Exercise task:
Write the data out again exactly, with no pictures.
++++ Data excerpts
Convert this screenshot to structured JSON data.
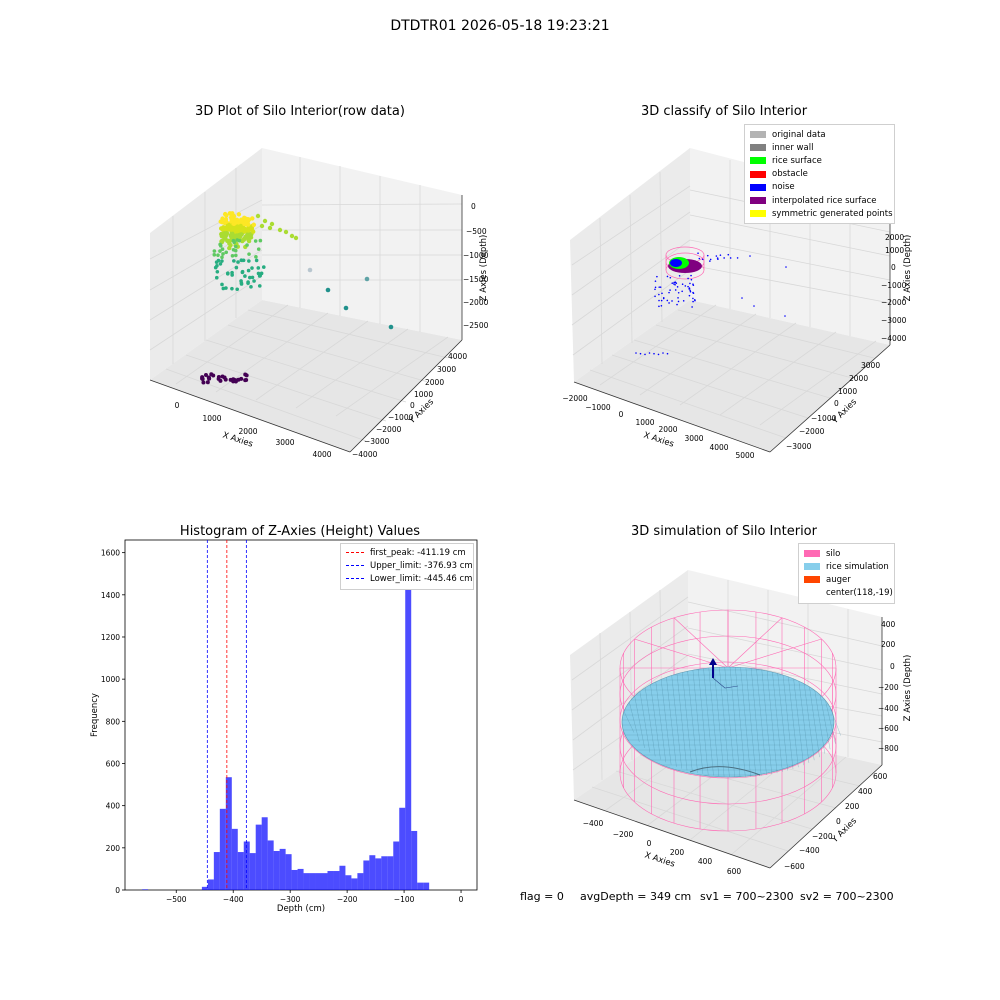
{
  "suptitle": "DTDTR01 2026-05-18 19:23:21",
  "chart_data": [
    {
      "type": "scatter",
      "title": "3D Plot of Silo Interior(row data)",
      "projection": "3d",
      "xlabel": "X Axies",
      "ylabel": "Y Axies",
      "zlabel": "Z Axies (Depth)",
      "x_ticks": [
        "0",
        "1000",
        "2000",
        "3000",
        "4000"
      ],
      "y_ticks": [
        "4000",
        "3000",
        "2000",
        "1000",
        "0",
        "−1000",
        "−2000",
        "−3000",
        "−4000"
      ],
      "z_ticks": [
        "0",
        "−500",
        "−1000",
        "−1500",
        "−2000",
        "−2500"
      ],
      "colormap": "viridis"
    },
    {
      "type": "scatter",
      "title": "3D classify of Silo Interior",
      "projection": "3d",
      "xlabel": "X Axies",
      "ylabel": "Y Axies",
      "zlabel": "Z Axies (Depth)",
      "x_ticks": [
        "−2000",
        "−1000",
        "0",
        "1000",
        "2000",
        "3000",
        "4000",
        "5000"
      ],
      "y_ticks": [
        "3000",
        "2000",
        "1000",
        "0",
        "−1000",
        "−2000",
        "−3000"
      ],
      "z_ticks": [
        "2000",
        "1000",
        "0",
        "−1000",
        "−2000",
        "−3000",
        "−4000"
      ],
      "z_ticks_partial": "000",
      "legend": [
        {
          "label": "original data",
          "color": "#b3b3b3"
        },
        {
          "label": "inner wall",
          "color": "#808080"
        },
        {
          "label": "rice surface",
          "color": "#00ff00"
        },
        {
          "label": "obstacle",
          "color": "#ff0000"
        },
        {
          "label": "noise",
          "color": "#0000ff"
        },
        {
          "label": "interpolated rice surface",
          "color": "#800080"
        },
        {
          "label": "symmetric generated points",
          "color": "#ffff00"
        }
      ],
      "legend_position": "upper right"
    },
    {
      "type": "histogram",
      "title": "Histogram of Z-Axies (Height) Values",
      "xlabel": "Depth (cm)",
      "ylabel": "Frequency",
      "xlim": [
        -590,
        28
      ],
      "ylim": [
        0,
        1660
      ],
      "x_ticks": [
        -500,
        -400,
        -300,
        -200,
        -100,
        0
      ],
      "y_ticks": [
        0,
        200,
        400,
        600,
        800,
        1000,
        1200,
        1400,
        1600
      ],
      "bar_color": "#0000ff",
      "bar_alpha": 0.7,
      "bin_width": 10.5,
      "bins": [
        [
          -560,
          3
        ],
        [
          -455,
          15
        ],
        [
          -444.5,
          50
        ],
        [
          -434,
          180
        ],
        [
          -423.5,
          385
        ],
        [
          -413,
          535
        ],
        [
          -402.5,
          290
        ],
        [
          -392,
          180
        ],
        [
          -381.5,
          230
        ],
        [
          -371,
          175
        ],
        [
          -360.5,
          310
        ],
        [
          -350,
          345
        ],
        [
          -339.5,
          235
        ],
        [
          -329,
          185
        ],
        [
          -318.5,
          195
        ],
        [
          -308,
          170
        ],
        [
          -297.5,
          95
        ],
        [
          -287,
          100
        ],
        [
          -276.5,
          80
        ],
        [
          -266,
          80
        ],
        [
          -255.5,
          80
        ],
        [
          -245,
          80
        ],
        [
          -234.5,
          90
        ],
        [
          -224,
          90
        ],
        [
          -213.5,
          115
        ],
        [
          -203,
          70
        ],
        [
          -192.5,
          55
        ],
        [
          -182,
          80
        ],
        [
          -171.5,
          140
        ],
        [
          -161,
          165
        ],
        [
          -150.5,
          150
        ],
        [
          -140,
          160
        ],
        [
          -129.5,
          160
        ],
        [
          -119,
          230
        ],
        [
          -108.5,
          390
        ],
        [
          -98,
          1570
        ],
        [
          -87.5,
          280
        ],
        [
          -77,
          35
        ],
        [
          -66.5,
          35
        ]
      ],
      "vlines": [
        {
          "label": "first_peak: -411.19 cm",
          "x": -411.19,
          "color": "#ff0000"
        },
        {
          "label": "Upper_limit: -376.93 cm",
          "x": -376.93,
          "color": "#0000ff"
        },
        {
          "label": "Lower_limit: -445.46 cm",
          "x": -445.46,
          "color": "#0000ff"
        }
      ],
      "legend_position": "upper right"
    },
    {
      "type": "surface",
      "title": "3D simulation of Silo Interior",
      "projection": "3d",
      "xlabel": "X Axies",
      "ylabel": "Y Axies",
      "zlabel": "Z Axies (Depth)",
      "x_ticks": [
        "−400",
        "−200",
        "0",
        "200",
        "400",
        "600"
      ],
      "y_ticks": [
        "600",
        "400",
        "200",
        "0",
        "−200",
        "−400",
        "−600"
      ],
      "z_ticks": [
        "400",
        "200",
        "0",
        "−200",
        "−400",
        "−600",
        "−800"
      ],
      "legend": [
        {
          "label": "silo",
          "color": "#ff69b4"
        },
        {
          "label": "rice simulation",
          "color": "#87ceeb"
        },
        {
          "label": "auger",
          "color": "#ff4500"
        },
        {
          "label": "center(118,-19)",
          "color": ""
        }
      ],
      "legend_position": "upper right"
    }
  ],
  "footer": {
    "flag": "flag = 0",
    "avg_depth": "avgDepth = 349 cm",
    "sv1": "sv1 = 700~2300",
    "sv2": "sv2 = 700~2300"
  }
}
++++++++
Result of this exercise:
Convert this screenshot to structured JSON data.
{
  "suptitle": "DTDTR01 2026-05-18 19:23:21",
  "chart_data": [
    {
      "type": "scatter",
      "title": "3D Plot of Silo Interior(row data)",
      "projection": "3d",
      "xlabel": "X Axies",
      "ylabel": "Y Axies",
      "zlabel": "Z Axies (Depth)",
      "x_ticks": [
        "0",
        "1000",
        "2000",
        "3000",
        "4000"
      ],
      "y_ticks": [
        "4000",
        "3000",
        "2000",
        "1000",
        "0",
        "−1000",
        "−2000",
        "−3000",
        "−4000"
      ],
      "z_ticks": [
        "0",
        "−500",
        "−1000",
        "−1500",
        "−2000",
        "−2500"
      ],
      "colormap": "viridis"
    },
    {
      "type": "scatter",
      "title": "3D classify of Silo Interior",
      "projection": "3d",
      "xlabel": "X Axies",
      "ylabel": "Y Axies",
      "zlabel": "Z Axies (Depth)",
      "x_ticks": [
        "−2000",
        "−1000",
        "0",
        "1000",
        "2000",
        "3000",
        "4000",
        "5000"
      ],
      "y_ticks": [
        "3000",
        "2000",
        "1000",
        "0",
        "−1000",
        "−2000",
        "−3000"
      ],
      "z_ticks": [
        "2000",
        "1000",
        "0",
        "−1000",
        "−2000",
        "−3000",
        "−4000"
      ],
      "z_ticks_partial": "000",
      "legend": [
        {
          "label": "original data",
          "color": "#b3b3b3"
        },
        {
          "label": "inner wall",
          "color": "#808080"
        },
        {
          "label": "rice surface",
          "color": "#00ff00"
        },
        {
          "label": "obstacle",
          "color": "#ff0000"
        },
        {
          "label": "noise",
          "color": "#0000ff"
        },
        {
          "label": "interpolated rice surface",
          "color": "#800080"
        },
        {
          "label": "symmetric generated points",
          "color": "#ffff00"
        }
      ],
      "legend_position": "upper right"
    },
    {
      "type": "histogram",
      "title": "Histogram of Z-Axies (Height) Values",
      "xlabel": "Depth (cm)",
      "ylabel": "Frequency",
      "xlim": [
        -590,
        28
      ],
      "ylim": [
        0,
        1660
      ],
      "x_ticks": [
        -500,
        -400,
        -300,
        -200,
        -100,
        0
      ],
      "y_ticks": [
        0,
        200,
        400,
        600,
        800,
        1000,
        1200,
        1400,
        1600
      ],
      "bar_color": "#0000ff",
      "bar_alpha": 0.7,
      "bin_width": 10.5,
      "bins": [
        [
          -560,
          3
        ],
        [
          -455,
          15
        ],
        [
          -444.5,
          50
        ],
        [
          -434,
          180
        ],
        [
          -423.5,
          385
        ],
        [
          -413,
          535
        ],
        [
          -402.5,
          290
        ],
        [
          -392,
          180
        ],
        [
          -381.5,
          230
        ],
        [
          -371,
          175
        ],
        [
          -360.5,
          310
        ],
        [
          -350,
          345
        ],
        [
          -339.5,
          235
        ],
        [
          -329,
          185
        ],
        [
          -318.5,
          195
        ],
        [
          -308,
          170
        ],
        [
          -297.5,
          95
        ],
        [
          -287,
          100
        ],
        [
          -276.5,
          80
        ],
        [
          -266,
          80
        ],
        [
          -255.5,
          80
        ],
        [
          -245,
          80
        ],
        [
          -234.5,
          90
        ],
        [
          -224,
          90
        ],
        [
          -213.5,
          115
        ],
        [
          -203,
          70
        ],
        [
          -192.5,
          55
        ],
        [
          -182,
          80
        ],
        [
          -171.5,
          140
        ],
        [
          -161,
          165
        ],
        [
          -150.5,
          150
        ],
        [
          -140,
          160
        ],
        [
          -129.5,
          160
        ],
        [
          -119,
          230
        ],
        [
          -108.5,
          390
        ],
        [
          -98,
          1570
        ],
        [
          -87.5,
          280
        ],
        [
          -77,
          35
        ],
        [
          -66.5,
          35
        ]
      ],
      "vlines": [
        {
          "label": "first_peak: -411.19 cm",
          "x": -411.19,
          "color": "#ff0000"
        },
        {
          "label": "Upper_limit: -376.93 cm",
          "x": -376.93,
          "color": "#0000ff"
        },
        {
          "label": "Lower_limit: -445.46 cm",
          "x": -445.46,
          "color": "#0000ff"
        }
      ],
      "legend_position": "upper right"
    },
    {
      "type": "surface",
      "title": "3D simulation of Silo Interior",
      "projection": "3d",
      "xlabel": "X Axies",
      "ylabel": "Y Axies",
      "zlabel": "Z Axies (Depth)",
      "x_ticks": [
        "−400",
        "−200",
        "0",
        "200",
        "400",
        "600"
      ],
      "y_ticks": [
        "600",
        "400",
        "200",
        "0",
        "−200",
        "−400",
        "−600"
      ],
      "z_ticks": [
        "400",
        "200",
        "0",
        "−200",
        "−400",
        "−600",
        "−800"
      ],
      "legend": [
        {
          "label": "silo",
          "color": "#ff69b4"
        },
        {
          "label": "rice simulation",
          "color": "#87ceeb"
        },
        {
          "label": "auger",
          "color": "#ff4500"
        },
        {
          "label": "center(118,-19)",
          "color": ""
        }
      ],
      "legend_position": "upper right"
    }
  ],
  "footer": {
    "flag": "flag = 0",
    "avg_depth": "avgDepth = 349 cm",
    "sv1": "sv1 = 700~2300",
    "sv2": "sv2 = 700~2300"
  }
}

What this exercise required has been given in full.